Each line below should be reproduced without any alteration.
···
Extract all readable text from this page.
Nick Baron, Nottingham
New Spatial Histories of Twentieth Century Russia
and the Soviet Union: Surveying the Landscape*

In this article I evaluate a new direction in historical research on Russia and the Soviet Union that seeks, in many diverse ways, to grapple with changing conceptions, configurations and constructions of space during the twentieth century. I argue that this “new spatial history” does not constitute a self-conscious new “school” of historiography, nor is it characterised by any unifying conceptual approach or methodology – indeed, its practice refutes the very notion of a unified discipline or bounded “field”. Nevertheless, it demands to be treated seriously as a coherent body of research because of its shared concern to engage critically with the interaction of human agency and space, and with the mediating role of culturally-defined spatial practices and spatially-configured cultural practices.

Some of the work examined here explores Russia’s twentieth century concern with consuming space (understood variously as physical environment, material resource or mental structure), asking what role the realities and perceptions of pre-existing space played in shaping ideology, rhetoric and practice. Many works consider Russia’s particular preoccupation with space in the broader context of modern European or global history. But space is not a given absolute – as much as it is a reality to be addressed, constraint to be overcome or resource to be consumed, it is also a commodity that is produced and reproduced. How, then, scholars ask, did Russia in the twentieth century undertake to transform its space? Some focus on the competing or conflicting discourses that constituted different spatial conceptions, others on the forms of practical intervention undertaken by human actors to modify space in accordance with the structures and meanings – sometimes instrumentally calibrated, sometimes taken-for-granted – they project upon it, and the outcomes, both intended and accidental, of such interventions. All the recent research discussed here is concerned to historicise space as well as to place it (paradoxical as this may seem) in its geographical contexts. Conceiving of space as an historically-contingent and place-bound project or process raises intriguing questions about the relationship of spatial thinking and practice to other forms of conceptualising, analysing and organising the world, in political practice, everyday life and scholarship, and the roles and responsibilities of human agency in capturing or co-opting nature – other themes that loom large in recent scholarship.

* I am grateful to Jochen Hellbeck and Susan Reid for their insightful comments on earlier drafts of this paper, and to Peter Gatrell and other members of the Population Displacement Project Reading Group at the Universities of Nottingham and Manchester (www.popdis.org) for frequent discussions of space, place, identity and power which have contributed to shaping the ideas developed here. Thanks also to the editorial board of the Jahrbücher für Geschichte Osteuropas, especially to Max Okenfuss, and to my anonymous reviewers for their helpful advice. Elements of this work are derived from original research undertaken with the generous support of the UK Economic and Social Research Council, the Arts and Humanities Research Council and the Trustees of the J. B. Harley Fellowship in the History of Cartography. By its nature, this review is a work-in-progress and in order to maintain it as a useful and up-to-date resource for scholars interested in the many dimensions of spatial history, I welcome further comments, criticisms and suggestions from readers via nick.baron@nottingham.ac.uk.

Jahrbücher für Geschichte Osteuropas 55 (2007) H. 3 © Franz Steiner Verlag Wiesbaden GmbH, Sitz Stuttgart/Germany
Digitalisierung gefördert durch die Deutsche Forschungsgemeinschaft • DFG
···
* **WRITTEN SOLUTION**:
Extract all readable text from this page.
Nick Baron, Nottingham
New Spatial Histories of Twentieth Century Russia
and the Soviet Union: Surveying the Landscape*

In this article I evaluate a new direction in historical research on Russia and the Soviet Union that seeks, in many diverse ways, to grapple with changing conceptions, configurations and constructions of space during the twentieth century. I argue that this “new spatial history” does not constitute a self-conscious new “school” of historiography, nor is it characterised by any unifying conceptual approach or methodology – indeed, its practice refutes the very notion of a unified discipline or bounded “field”. Nevertheless, it demands to be treated seriously as a coherent body of research because of its shared concern to engage critically with the interaction of human agency and space, and with the mediating role of culturally-defined spatial practices and spatially-configured cultural practices.

Some of the work examined here explores Russia’s twentieth century concern with consuming space (understood variously as physical environment, material resource or mental structure), asking what role the realities and perceptions of pre-existing space played in shaping ideology, rhetoric and practice. Many works consider Russia’s particular preoccupation with space in the broader context of modern European or global history. But space is not a given absolute – as much as it is a reality to be addressed, constraint to be overcome or resource to be consumed, it is also a commodity that is produced and reproduced. How, then, scholars ask, did Russia in the twentieth century undertake to transform its space? Some focus on the competing or conflicting discourses that constituted different spatial conceptions, others on the forms of practical intervention undertaken by human actors to modify space in accordance with the structures and meanings – sometimes instrumentally calibrated, sometimes taken-for-granted – they project upon it, and the outcomes, both intended and accidental, of such interventions. All the recent research discussed here is concerned to historicise space as well as to place it (paradoxical as this may seem) in its geographical contexts. Conceiving of space as an historically-contingent and place-bound project or process raises intriguing questions about the relationship of spatial thinking and practice to other forms of conceptualising, analysing and organising the world, in political practice, everyday life and scholarship, and the roles and responsibilities of human agency in capturing or co-opting nature – other themes that loom large in recent scholarship.

* I am grateful to Jochen Hellbeck and Susan Reid for their insightful comments on earlier drafts of this paper, and to Peter Gatrell and other members of the Population Displacement Project Reading Group at the Universities of Nottingham and Manchester (www.popdis.org) for frequent discussions of space, place, identity and power which have contributed to shaping the ideas developed here. Thanks also to the editorial board of the Jahrbücher für Geschichte Osteuropas, especially to Max Okenfuss, and to my anonymous reviewers for their helpful advice. Elements of this work are derived from original research undertaken with the generous support of the UK Economic and Social Research Council, the Arts and Humanities Research Council and the Trustees of the J. B. Harley Fellowship in the History of Cartography. By its nature, this review is a work-in-progress and in order to maintain it as a useful and up-to-date resource for scholars interested in the many dimensions of spatial history, I welcome further comments, criticisms and suggestions from readers via nick.baron@nottingham.ac.uk.

Jahrbücher für Geschichte Osteuropas 55 (2007) H. 3 © Franz Steiner Verlag Wiesbaden GmbH, Sitz Stuttgart/Germany
Digitalisierung gefördert durch die Deutsche Forschungsgemeinschaft • DFG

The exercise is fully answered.